**What needs to be done:** Read the data and repeat it in full, exactly.

**Material provided:**
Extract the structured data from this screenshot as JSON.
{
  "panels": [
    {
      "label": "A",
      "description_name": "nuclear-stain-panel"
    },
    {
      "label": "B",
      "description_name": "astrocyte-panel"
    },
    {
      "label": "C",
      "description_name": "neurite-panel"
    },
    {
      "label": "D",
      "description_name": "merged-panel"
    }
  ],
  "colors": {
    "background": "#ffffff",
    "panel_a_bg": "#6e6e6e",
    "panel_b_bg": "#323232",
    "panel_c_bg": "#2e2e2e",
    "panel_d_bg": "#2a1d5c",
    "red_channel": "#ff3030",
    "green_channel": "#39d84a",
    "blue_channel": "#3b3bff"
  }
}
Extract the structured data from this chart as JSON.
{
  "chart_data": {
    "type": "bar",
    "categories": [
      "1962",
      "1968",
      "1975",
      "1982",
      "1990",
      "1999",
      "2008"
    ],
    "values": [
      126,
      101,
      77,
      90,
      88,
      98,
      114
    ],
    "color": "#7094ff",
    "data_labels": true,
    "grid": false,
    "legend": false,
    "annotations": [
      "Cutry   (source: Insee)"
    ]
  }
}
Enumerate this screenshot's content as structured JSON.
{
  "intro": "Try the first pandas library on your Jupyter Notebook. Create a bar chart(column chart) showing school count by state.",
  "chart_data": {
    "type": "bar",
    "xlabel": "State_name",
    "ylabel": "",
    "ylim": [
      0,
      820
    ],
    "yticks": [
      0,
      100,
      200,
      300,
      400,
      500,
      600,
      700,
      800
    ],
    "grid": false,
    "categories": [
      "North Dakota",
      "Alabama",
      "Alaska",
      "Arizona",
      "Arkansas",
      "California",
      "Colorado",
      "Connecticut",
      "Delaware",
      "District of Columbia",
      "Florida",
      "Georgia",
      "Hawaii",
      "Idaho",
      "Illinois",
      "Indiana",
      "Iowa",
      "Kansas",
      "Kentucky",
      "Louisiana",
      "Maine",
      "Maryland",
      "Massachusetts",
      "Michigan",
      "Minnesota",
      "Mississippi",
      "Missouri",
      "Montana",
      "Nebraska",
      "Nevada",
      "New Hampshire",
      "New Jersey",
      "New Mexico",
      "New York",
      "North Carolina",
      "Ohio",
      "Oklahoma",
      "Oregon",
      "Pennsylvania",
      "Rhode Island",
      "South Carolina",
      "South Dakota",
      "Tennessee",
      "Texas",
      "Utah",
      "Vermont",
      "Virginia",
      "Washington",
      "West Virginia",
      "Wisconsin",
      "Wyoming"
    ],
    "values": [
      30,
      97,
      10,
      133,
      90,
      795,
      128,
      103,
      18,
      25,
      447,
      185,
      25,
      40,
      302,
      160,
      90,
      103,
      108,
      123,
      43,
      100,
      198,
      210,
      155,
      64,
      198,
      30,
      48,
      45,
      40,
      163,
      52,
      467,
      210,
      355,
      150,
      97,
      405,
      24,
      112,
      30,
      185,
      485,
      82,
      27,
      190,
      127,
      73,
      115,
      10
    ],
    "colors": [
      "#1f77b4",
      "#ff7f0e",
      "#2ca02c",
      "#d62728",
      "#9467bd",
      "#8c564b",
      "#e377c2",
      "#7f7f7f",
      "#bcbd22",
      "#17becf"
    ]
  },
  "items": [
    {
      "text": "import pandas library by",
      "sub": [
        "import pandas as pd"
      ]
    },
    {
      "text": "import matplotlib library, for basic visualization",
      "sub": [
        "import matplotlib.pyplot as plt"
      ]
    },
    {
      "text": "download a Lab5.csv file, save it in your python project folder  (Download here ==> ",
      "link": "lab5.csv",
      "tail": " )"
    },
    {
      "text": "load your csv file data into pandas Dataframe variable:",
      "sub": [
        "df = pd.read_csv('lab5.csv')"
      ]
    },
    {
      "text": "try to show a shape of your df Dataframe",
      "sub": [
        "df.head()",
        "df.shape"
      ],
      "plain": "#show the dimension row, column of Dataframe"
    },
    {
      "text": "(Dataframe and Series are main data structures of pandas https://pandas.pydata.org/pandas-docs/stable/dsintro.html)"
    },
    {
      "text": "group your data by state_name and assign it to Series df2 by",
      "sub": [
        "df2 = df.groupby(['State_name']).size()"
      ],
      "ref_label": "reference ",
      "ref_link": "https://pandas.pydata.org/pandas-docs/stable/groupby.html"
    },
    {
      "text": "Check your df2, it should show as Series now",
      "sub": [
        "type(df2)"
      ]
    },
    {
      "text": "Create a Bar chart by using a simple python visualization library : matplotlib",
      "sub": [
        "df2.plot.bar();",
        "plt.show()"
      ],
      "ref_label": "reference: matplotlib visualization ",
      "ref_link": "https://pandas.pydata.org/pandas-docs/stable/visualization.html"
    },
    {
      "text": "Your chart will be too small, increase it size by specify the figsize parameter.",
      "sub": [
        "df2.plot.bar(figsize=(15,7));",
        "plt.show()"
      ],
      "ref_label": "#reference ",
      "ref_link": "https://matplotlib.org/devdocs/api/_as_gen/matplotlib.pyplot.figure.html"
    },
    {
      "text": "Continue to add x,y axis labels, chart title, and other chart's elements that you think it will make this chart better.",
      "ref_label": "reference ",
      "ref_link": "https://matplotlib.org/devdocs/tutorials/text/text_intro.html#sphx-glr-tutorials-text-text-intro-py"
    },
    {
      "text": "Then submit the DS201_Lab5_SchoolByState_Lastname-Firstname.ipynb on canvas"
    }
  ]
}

**Answer for this exercise:**
Extract the structured data from this screenshot as JSON.
{
  "panels": [
    {
      "label": "A",
      "description_name": "nuclear-stain-panel"
    },
    {
      "label": "B",
      "description_name": "astrocyte-panel"
    },
    {
      "label": "C",
      "description_name": "neurite-panel"
    },
    {
      "label": "D",
      "description_name": "merged-panel"
    }
  ],
  "colors": {
    "background": "#ffffff",
    "panel_a_bg": "#6e6e6e",
    "panel_b_bg": "#323232",
    "panel_c_bg": "#2e2e2e",
    "panel_d_bg": "#2a1d5c",
    "red_channel": "#ff3030",
    "green_channel": "#39d84a",
    "blue_channel": "#3b3bff"
  }
}
Extract the structured data from this chart as JSON.
{
  "chart_data": {
    "type": "bar",
    "categories": [
      "1962",
      "1968",
      "1975",
      "1982",
      "1990",
      "1999",
      "2008"
    ],
    "values": [
      126,
      101,
      77,
      90,
      88,
      98,
      114
    ],
    "color": "#7094ff",
    "data_labels": true,
    "grid": false,
    "legend": false,
    "annotations": [
      "Cutry   (source: Insee)"
    ]
  }
}
Enumerate this screenshot's content as structured JSON.
{
  "intro": "Try the first pandas library on your Jupyter Notebook. Create a bar chart(column chart) showing school count by state.",
  "chart_data": {
    "type": "bar",
    "xlabel": "State_name",
    "ylabel": "",
    "ylim": [
      0,
      820
    ],
    "yticks": [
      0,
      100,
      200,
      300,
      400,
      500,
      600,
      700,
      800
    ],
    "grid": false,
    "categories": [
      "North Dakota",
      "Alabama",
      "Alaska",
      "Arizona",
      "Arkansas",
      "California",
      "Colorado",
      "Connecticut",
      "Delaware",
      "District of Columbia",
      "Florida",
      "Georgia",
      "Hawaii",
      "Idaho",
      "Illinois",
      "Indiana",
      "Iowa",
      "Kansas",
      "Kentucky",
      "Louisiana",
      "Maine",
      "Maryland",
      "Massachusetts",
      "Michigan",
      "Minnesota",
      "Mississippi",
      "Missouri",
      "Montana",
      "Nebraska",
      "Nevada",
      "New Hampshire",
      "New Jersey",
      "New Mexico",
      "New York",
      "North Carolina",
      "Ohio",
      "Oklahoma",
      "Oregon",
      "Pennsylvania",
      "Rhode Island",
      "South Carolina",
      "South Dakota",
      "Tennessee",
      "Texas",
      "Utah",
      "Vermont",
      "Virginia",
      "Washington",
      "West Virginia",
      "Wisconsin",
      "Wyoming"
    ],
    "values": [
      30,
      97,
      10,
      133,
      90,
      795,
      128,
      103,
      18,
      25,
      447,
      185,
      25,
      40,
      302,
      160,
      90,
      103,
      108,
      123,
      43,
      100,
      198,
      210,
      155,
      64,
      198,
      30,
      48,
      45,
      40,
      163,
      52,
      467,
      210,
      355,
      150,
      97,
      405,
      24,
      112,
      30,
      185,
      485,
      82,
      27,
      190,
      127,
      73,
      115,
      10
    ],
    "colors": [
      "#1f77b4",
      "#ff7f0e",
      "#2ca02c",
      "#d62728",
      "#9467bd",
      "#8c564b",
      "#e377c2",
      "#7f7f7f",
      "#bcbd22",
      "#17becf"
    ]
  },
  "items": [
    {
      "text": "import pandas library by",
      "sub": [
        "import pandas as pd"
      ]
    },
    {
      "text": "import matplotlib library, for basic visualization",
      "sub": [
        "import matplotlib.pyplot as plt"
      ]
    },
    {
      "text": "download a Lab5.csv file, save it in your python project folder  (Download here ==> ",
      "link": "lab5.csv",
      "tail": " )"
    },
    {
      "text": "load your csv file data into pandas Dataframe variable:",
      "sub": [
        "df = pd.read_csv('lab5.csv')"
      ]
    },
    {
      "text": "try to show a shape of your df Dataframe",
      "sub": [
        "df.head()",
        "df.shape"
      ],
      "plain": "#show the dimension row, column of Dataframe"
    },
    {
      "text": "(Dataframe and Series are main data structures of pandas https://pandas.pydata.org/pandas-docs/stable/dsintro.html)"
    },
    {
      "text": "group your data by state_name and assign it to Series df2 by",
      "sub": [
        "df2 = df.groupby(['State_name']).size()"
      ],
      "ref_label": "reference ",
      "ref_link": "https://pandas.pydata.org/pandas-docs/stable/groupby.html"
    },
    {
      "text": "Check your df2, it should show as Series now",
      "sub": [
        "type(df2)"
      ]
    },
    {
      "text": "Create a Bar chart by using a simple python visualization library : matplotlib",
      "sub": [
        "df2.plot.bar();",
        "plt.show()"
      ],
      "ref_label": "reference: matplotlib visualization ",
      "ref_link": "https://pandas.pydata.org/pandas-docs/stable/visualization.html"
    },
    {
      "text": "Your chart will be too small, increase it size by specify the figsize parameter.",
      "sub": [
        "df2.plot.bar(figsize=(15,7));",
        "plt.show()"
      ],
      "ref_label": "#reference ",
      "ref_link": "https://matplotlib.org/devdocs/api/_as_gen/matplotlib.pyplot.figure.html"
    },
    {
      "text": "Continue to add x,y axis labels, chart title, and other chart's elements that you think it will make this chart better.",
      "ref_label": "reference ",
      "ref_link": "https://matplotlib.org/devdocs/tutorials/text/text_intro.html#sphx-glr-tutorials-text-text-intro-py"
    },
    {
      "text": "Then submit the DS201_Lab5_SchoolByState_Lastname-Firstname.ipynb on canvas"
    }
  ]
}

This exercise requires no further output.